[DATASET ROWS]:
- - - - - - -

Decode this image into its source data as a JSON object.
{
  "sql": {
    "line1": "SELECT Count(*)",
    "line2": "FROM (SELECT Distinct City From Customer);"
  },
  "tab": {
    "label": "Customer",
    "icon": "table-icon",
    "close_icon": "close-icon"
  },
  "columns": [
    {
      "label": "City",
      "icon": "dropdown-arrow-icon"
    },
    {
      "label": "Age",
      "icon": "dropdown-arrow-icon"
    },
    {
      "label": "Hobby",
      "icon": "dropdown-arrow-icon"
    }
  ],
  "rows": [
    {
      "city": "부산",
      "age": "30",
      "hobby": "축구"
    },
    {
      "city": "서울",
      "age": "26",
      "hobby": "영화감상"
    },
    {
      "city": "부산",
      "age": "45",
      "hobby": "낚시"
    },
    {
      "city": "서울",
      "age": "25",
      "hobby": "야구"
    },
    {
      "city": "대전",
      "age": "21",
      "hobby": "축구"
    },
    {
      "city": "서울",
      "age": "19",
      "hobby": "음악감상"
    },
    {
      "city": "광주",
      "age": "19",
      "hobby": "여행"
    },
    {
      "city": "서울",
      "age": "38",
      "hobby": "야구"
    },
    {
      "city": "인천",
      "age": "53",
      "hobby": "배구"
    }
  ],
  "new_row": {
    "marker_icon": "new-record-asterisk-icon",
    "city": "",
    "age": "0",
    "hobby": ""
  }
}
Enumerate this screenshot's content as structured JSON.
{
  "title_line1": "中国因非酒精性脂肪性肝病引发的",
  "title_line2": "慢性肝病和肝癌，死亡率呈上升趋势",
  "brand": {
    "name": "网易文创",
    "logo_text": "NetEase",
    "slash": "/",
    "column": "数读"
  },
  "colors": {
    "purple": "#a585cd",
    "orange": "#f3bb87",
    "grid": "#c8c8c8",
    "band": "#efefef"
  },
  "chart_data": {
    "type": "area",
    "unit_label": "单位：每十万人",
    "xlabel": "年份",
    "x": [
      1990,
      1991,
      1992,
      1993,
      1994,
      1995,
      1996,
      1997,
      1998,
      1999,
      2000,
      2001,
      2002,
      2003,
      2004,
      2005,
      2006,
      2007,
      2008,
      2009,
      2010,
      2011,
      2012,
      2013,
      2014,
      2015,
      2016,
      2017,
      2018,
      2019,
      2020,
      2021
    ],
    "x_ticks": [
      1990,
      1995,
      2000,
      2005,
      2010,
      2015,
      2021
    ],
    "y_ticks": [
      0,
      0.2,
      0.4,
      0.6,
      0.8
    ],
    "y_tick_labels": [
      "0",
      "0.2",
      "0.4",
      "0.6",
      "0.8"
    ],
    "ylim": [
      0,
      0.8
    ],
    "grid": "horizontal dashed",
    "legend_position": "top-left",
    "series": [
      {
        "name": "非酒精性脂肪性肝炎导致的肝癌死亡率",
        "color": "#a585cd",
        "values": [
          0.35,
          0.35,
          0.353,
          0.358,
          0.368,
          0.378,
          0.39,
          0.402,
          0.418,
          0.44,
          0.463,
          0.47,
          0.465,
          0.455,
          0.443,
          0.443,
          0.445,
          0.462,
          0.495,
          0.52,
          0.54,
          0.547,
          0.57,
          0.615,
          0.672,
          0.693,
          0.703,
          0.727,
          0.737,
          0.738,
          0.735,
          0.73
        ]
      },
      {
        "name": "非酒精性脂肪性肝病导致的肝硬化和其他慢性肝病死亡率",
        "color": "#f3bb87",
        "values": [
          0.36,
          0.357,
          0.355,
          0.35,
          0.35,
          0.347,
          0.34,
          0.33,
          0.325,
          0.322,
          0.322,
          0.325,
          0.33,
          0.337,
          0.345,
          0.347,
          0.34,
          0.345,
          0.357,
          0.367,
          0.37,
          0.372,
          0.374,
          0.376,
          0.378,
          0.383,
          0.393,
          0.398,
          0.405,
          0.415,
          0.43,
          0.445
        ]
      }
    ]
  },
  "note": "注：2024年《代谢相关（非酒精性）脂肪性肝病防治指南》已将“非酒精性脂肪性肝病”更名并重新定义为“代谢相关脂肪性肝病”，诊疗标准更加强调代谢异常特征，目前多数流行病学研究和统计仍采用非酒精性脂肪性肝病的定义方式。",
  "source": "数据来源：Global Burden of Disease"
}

- - - - - - -

Repeat the data precisely, line by line.

Decode this image into its source data as a JSON object.
{
  "sql": {
    "line1": "SELECT Count(*)",
    "line2": "FROM (SELECT Distinct City From Customer);"
  },
  "tab": {
    "label": "Customer",
    "icon": "table-icon",
    "close_icon": "close-icon"
  },
  "columns": [
    {
      "label": "City",
      "icon": "dropdown-arrow-icon"
    },
    {
      "label": "Age",
      "icon": "dropdown-arrow-icon"
    },
    {
      "label": "Hobby",
      "icon": "dropdown-arrow-icon"
    }
  ],
  "rows": [
    {
      "city": "부산",
      "age": "30",
      "hobby": "축구"
    },
    {
      "city": "서울",
      "age": "26",
      "hobby": "영화감상"
    },
    {
      "city": "부산",
      "age": "45",
      "hobby": "낚시"
    },
    {
      "city": "서울",
      "age": "25",
      "hobby": "야구"
    },
    {
      "city": "대전",
      "age": "21",
      "hobby": "축구"
    },
    {
      "city": "서울",
      "age": "19",
      "hobby": "음악감상"
    },
    {
      "city": "광주",
      "age": "19",
      "hobby": "여행"
    },
    {
      "city": "서울",
      "age": "38",
      "hobby": "야구"
    },
    {
      "city": "인천",
      "age": "53",
      "hobby": "배구"
    }
  ],
  "new_row": {
    "marker_icon": "new-record-asterisk-icon",
    "city": "",
    "age": "0",
    "hobby": ""
  }
}
Enumerate this screenshot's content as structured JSON.
{
  "title_line1": "中国因非酒精性脂肪性肝病引发的",
  "title_line2": "慢性肝病和肝癌，死亡率呈上升趋势",
  "brand": {
    "name": "网易文创",
    "logo_text": "NetEase",
    "slash": "/",
    "column": "数读"
  },
  "colors": {
    "purple": "#a585cd",
    "orange": "#f3bb87",
    "grid": "#c8c8c8",
    "band": "#efefef"
  },
  "chart_data": {
    "type": "area",
    "unit_label": "单位：每十万人",
    "xlabel": "年份",
    "x": [
      1990,
      1991,
      1992,
      1993,
      1994,
      1995,
      1996,
      1997,
      1998,
      1999,
      2000,
      2001,
      2002,
      2003,
      2004,
      2005,
      2006,
      2007,
      2008,
      2009,
      2010,
      2011,
      2012,
      2013,
      2014,
      2015,
      2016,
      2017,
      2018,
      2019,
      2020,
      2021
    ],
    "x_ticks": [
      1990,
      1995,
      2000,
      2005,
      2010,
      2015,
      2021
    ],
    "y_ticks": [
      0,
      0.2,
      0.4,
      0.6,
      0.8
    ],
    "y_tick_labels": [
      "0",
      "0.2",
      "0.4",
      "0.6",
      "0.8"
    ],
    "ylim": [
      0,
      0.8
    ],
    "grid": "horizontal dashed",
    "legend_position": "top-left",
    "series": [
      {
        "name": "非酒精性脂肪性肝炎导致的肝癌死亡率",
        "color": "#a585cd",
        "values": [
          0.35,
          0.35,
          0.353,
          0.358,
          0.368,
          0.378,
          0.39,
          0.402,
          0.418,
          0.44,
          0.463,
          0.47,
          0.465,
          0.455,
          0.443,
          0.443,
          0.445,
          0.462,
          0.495,
          0.52,
          0.54,
          0.547,
          0.57,
          0.615,
          0.672,
          0.693,
          0.703,
          0.727,
          0.737,
          0.738,
          0.735,
          0.73
        ]
      },
      {
        "name": "非酒精性脂肪性肝病导致的肝硬化和其他慢性肝病死亡率",
        "color": "#f3bb87",
        "values": [
          0.36,
          0.357,
          0.355,
          0.35,
          0.35,
          0.347,
          0.34,
          0.33,
          0.325,
          0.322,
          0.322,
          0.325,
          0.33,
          0.337,
          0.345,
          0.347,
          0.34,
          0.345,
          0.357,
          0.367,
          0.37,
          0.372,
          0.374,
          0.376,
          0.378,
          0.383,
          0.393,
          0.398,
          0.405,
          0.415,
          0.43,
          0.445
        ]
      }
    ]
  },
  "note": "注：2024年《代谢相关（非酒精性）脂肪性肝病防治指南》已将“非酒精性脂肪性肝病”更名并重新定义为“代谢相关脂肪性肝病”，诊疗标准更加强调代谢异常特征，目前多数流行病学研究和统计仍采用非酒精性脂肪性肝病的定义方式。",
  "source": "数据来源：Global Burden of Disease"
}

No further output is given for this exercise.